### Opdracht
Schrijf de tekst over de ontnemingsvordering verder, beginnend direct na de laatste zin ervan.

### Geselecteerde tekst
4.Het oordeel van de rechtbank

4.1
De grondslag van de ontneming
Het Openbaar Ministerie heeft het gevorderde ontnemingsbedrag vastgesteld met toepassing van artikel 36e lid 3 Sr.
Artikel 36e lid 3 Sr kan worden toegepast indien i) de veroordeelde is veroordeeld voor een misdrijf waarvoor een geldboete van de 5e categorie kan worden opgelegd en ii) indien aannemelijk is dat dat misdrijf of andere strafbare feiten tot wederrechtelijk voordeel voor veroordeelde hebben geleid.
De rechtbank is van oordeel dat aan beide voorwaarden is voldaan en overweegt daartoe als volgt.
De veroordeelde is bij vonnis van deze rechtbank van 27 november 2024 veroordeeld voor (onder meer) het als leider deelnemen aan een criminele organisatie gericht op het plegen van Opiumwetfeiten, het medeplegen van het vervaardigen van metamfetamine, het medeplegen van het voorbereiden van Opiumwetfeiten en het medeplegen van gewoontewitwassen tot de in die uitspraak vermelde straf.
De genoemde feiten betreffen misdrijven waarvoor een geldboete van de vijfde categorie kan worden opgelegd. Verder vindt de rechtbank het aannemelijk dat veroordeelde wederrechtelijk voordeel heeft verkregen uit de strafbare feiten waarvoor hij is veroordeeld, of andere strafbare feiten, zoals hieronder zal worden uiteengezet
4.2
Schatting van het wederrechtelijk verkregen voordeel
Bij het vaststellen van het door veroordeelde wederrechtelijk verkregen voordeel neemt de rechtbank als uitgangspunt het voornoemde vonnis [1] en het rapport berekening wederrechtelijk verkregen voordeel [2] en gebruikt deze tot het bewijs. De ontnemingsrapportage bevat een eenvoudige kasopstelling die is gebaseerd op de resultaten van het financieel onderzoek over de periode 2015-2020. Het onderzoek betrof het inkomen, het vermogen en de uitgaven van betrokkene en zijn gezin.
De verdediging heeft van de kasopstelling waarop de ontnemingsvordering is gebaseerd – behoudens voor wat betreft het hierna vermelde onderdeel –niet betwist. De rechtbank ziet ambtshalve evenmin reden om te twijfelen aan de juistheid daarvan en acht deze daarom bruikbaar voor de berekening van het voordeel.

### Beschikbare gegevens
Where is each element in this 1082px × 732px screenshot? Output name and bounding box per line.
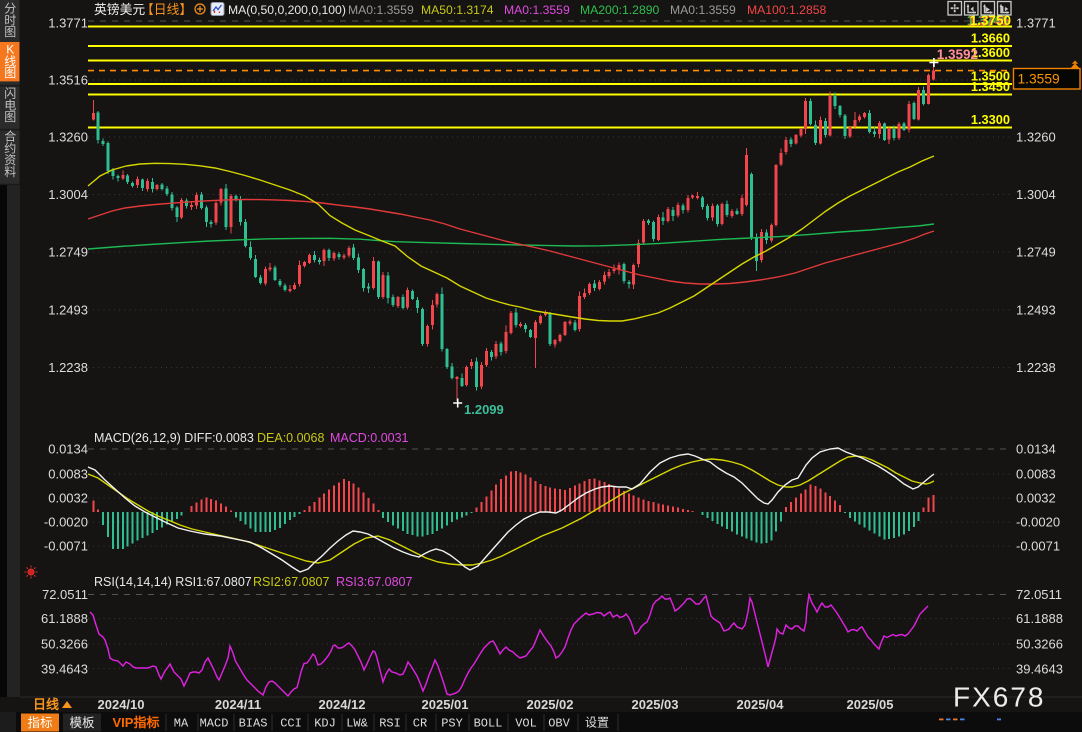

### Het antwoord
Voor wat betreft het door de verdediging gevoerde verweer dat de post legale inkomsten moet worden vermeerderd met € 250.000,- aan casinowinsten die verdachte zou hebben behaald, verwijst de rechtbank naar haar overwegingen ten aanzien van dit verweer in het vonnis van de hoofdzaak met voornoemd parketnummer onder feit 3.
De rechtbank is gezien de daar genoemde argumenten van oordeel dat het uit het dossier en het onderzoek ter terechtzitting niet aannemelijk is geworden dat veroordeelde gedurende de onderzoeksperiode een netto casinowinst heeft behaald. Derhalve is de rechtbank van oordeel dat geen vermeerdering van de post legaal inkomen dient plaats te vinden.
Op basis van het voorgaande sluit de rechtbank zich aan bij de kasopstelling in de ontnemingsrapportage en schat het door betrokkene verkregen wederrechtelijk verkregen voordeel op een bedrag van € 454.729,-. Aan de hand van de kasopstelling is aannemelijk geworden dat betrokkene wederrechtelijk voordeel heeft verkregen uit de strafbare feiten waarvoor hij is veroordeeld, of andere strafbare feiten.
4.3
Verplichting betaling aan de Staat
De rechtbank is met de officier van justitie en de verdediging van oordeel dat bij het vaststellen van de betalingsverplichting een bedrag van € 51.224,98 in mindering moet worden gebracht op het berekende wederrechtelijk verkregen voordeel.
Er is immers afstand gedaan van goederen met deze waarde terwijl de betalingen van die goederen als contante uitgaven deel uitmaken van de berekening van het wederrechtelijk verkregen voordeel. De rechtbank zal daarom het terug te betalen bedrag vaststellen op € 403.504,02.

5.De wettelijke voorschriften

De beslissing berust op artikel 36e van het Wetboek van Strafrecht.

6.De beslissing

De rechtbank:
- stelt het bedrag waarop het wederrechtelijk verkregen voordeel wordt geschat vast op

€ 454.729,-;

- legt betrokkene de verplichting op tot betaling aan de Staat van een geldbedrag ter grootte van
€ 403.504,02, ter ontneming van het wederrechtelijk verkregen voordeel;
- bepaalt de duur van de gijzeling, die bij niet betaling van het ontnemingsbedrag kan worden gevorderd, op ten hoogste
1080 dagen.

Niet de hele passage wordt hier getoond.